- Exercise task -
Search the data for the string "stimulus" and gather each line it is in.

- Records shown -
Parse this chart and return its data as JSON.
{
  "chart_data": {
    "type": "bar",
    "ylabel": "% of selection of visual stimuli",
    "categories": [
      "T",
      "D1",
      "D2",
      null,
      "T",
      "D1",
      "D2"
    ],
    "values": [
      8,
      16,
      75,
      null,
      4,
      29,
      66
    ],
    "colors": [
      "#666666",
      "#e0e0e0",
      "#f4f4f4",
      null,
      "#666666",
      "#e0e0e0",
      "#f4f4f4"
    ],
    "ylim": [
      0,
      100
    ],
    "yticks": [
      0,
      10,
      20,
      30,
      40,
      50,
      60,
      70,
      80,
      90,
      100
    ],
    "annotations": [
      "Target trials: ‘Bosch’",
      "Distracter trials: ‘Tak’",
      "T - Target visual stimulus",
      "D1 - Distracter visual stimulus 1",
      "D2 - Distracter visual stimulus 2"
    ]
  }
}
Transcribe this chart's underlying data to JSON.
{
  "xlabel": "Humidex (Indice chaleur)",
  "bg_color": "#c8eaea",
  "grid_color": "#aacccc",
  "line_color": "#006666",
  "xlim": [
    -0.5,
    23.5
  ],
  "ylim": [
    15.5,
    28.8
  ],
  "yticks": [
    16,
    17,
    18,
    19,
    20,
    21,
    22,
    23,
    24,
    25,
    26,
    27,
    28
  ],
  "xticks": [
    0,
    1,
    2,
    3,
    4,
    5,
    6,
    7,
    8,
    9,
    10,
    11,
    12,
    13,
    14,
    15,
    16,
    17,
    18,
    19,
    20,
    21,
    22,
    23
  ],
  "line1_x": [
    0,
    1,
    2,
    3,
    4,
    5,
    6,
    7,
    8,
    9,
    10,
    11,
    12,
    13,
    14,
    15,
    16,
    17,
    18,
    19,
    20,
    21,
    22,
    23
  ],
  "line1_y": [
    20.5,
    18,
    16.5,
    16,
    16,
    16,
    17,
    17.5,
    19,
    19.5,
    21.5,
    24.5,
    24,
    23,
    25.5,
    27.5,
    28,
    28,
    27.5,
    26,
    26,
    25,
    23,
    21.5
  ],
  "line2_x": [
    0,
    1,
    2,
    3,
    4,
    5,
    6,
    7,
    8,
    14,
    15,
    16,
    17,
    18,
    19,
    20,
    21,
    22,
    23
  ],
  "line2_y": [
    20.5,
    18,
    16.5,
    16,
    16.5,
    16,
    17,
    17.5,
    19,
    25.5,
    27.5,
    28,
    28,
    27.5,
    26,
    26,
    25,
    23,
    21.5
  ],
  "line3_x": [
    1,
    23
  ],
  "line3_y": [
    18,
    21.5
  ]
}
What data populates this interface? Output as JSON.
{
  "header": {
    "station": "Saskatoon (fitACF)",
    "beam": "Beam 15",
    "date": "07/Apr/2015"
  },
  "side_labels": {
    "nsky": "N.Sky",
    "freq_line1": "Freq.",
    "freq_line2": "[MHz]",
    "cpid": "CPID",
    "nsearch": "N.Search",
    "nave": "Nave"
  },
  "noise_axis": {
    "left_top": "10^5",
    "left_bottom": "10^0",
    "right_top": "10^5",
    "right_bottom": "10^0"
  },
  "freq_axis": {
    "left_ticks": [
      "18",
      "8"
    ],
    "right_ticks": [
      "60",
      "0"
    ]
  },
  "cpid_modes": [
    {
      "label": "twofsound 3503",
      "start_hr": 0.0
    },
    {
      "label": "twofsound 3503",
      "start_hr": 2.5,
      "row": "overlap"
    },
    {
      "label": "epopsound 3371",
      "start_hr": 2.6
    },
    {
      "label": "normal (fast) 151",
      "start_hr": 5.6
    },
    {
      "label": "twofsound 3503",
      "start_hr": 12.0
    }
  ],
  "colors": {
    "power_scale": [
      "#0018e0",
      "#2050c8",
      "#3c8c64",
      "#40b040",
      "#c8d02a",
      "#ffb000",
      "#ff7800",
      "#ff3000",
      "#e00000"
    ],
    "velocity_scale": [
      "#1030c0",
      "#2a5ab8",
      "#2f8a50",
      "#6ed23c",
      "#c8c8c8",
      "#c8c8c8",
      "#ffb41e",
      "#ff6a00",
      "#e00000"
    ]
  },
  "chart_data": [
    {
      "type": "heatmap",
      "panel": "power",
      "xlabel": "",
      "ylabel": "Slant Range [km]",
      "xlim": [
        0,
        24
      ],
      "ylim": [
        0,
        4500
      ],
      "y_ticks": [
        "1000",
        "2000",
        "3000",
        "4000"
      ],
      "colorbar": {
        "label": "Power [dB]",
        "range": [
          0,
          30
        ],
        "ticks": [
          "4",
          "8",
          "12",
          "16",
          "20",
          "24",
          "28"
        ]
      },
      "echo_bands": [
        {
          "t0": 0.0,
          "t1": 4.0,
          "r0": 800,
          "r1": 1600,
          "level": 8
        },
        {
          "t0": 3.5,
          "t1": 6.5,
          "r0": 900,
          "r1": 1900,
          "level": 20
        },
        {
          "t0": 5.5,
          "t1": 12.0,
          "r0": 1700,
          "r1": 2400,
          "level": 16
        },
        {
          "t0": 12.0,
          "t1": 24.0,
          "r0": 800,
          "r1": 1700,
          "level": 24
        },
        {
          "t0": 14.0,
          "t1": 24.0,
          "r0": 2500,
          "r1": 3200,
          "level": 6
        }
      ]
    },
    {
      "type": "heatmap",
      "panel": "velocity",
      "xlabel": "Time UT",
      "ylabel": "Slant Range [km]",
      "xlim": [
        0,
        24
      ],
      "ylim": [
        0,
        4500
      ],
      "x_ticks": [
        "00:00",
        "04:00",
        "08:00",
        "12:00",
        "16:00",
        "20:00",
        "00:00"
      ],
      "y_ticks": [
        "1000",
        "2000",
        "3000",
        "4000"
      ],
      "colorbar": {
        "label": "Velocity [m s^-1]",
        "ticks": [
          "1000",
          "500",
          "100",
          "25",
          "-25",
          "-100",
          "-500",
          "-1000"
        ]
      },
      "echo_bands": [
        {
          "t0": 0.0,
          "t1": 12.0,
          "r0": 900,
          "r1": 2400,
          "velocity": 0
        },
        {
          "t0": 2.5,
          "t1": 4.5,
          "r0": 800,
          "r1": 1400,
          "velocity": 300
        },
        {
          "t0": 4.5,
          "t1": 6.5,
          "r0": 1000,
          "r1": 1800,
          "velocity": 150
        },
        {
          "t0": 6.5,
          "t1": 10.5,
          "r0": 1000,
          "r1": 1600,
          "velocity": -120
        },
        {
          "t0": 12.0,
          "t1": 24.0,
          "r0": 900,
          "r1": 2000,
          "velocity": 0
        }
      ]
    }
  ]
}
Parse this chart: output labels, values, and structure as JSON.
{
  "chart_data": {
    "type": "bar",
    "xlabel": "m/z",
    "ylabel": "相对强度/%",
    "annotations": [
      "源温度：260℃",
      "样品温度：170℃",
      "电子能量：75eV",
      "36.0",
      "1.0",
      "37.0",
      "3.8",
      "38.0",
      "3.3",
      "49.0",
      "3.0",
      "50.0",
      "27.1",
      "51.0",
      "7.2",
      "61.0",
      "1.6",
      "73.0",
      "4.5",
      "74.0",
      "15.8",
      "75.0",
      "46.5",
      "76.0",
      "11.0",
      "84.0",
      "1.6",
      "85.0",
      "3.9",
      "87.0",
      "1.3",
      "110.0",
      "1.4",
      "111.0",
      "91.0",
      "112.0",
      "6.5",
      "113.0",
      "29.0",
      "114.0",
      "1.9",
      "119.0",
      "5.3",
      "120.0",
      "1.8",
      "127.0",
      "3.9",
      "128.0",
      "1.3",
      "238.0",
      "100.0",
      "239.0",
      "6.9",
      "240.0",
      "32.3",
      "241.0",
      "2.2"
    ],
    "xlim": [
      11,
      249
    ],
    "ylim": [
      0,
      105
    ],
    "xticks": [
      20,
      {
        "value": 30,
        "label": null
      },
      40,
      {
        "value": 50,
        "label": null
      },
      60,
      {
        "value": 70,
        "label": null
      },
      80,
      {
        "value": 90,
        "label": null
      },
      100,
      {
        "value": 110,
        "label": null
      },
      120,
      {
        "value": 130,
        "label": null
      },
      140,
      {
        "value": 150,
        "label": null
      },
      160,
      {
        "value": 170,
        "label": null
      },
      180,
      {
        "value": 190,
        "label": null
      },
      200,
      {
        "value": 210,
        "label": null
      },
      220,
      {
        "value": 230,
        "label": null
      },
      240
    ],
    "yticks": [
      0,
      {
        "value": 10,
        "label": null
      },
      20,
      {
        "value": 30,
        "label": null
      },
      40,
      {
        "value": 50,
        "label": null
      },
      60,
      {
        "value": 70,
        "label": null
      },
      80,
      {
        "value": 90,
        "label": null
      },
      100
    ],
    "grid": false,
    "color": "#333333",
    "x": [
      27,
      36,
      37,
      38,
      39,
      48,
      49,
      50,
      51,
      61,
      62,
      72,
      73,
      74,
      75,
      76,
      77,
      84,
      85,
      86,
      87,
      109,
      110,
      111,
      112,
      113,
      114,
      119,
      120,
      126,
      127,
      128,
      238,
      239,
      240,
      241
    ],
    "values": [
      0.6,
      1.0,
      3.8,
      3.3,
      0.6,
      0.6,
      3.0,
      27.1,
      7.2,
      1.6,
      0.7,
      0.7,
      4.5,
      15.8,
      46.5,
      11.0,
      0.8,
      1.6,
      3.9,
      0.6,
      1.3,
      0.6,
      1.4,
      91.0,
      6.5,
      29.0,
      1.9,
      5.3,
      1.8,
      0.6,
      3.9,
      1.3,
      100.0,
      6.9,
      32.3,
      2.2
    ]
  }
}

- Final result -
      "T - Target visual stimulus",
      "D1 - Distracter visual stimulus 1",
      "D2 - Distracter visual stimulus 2"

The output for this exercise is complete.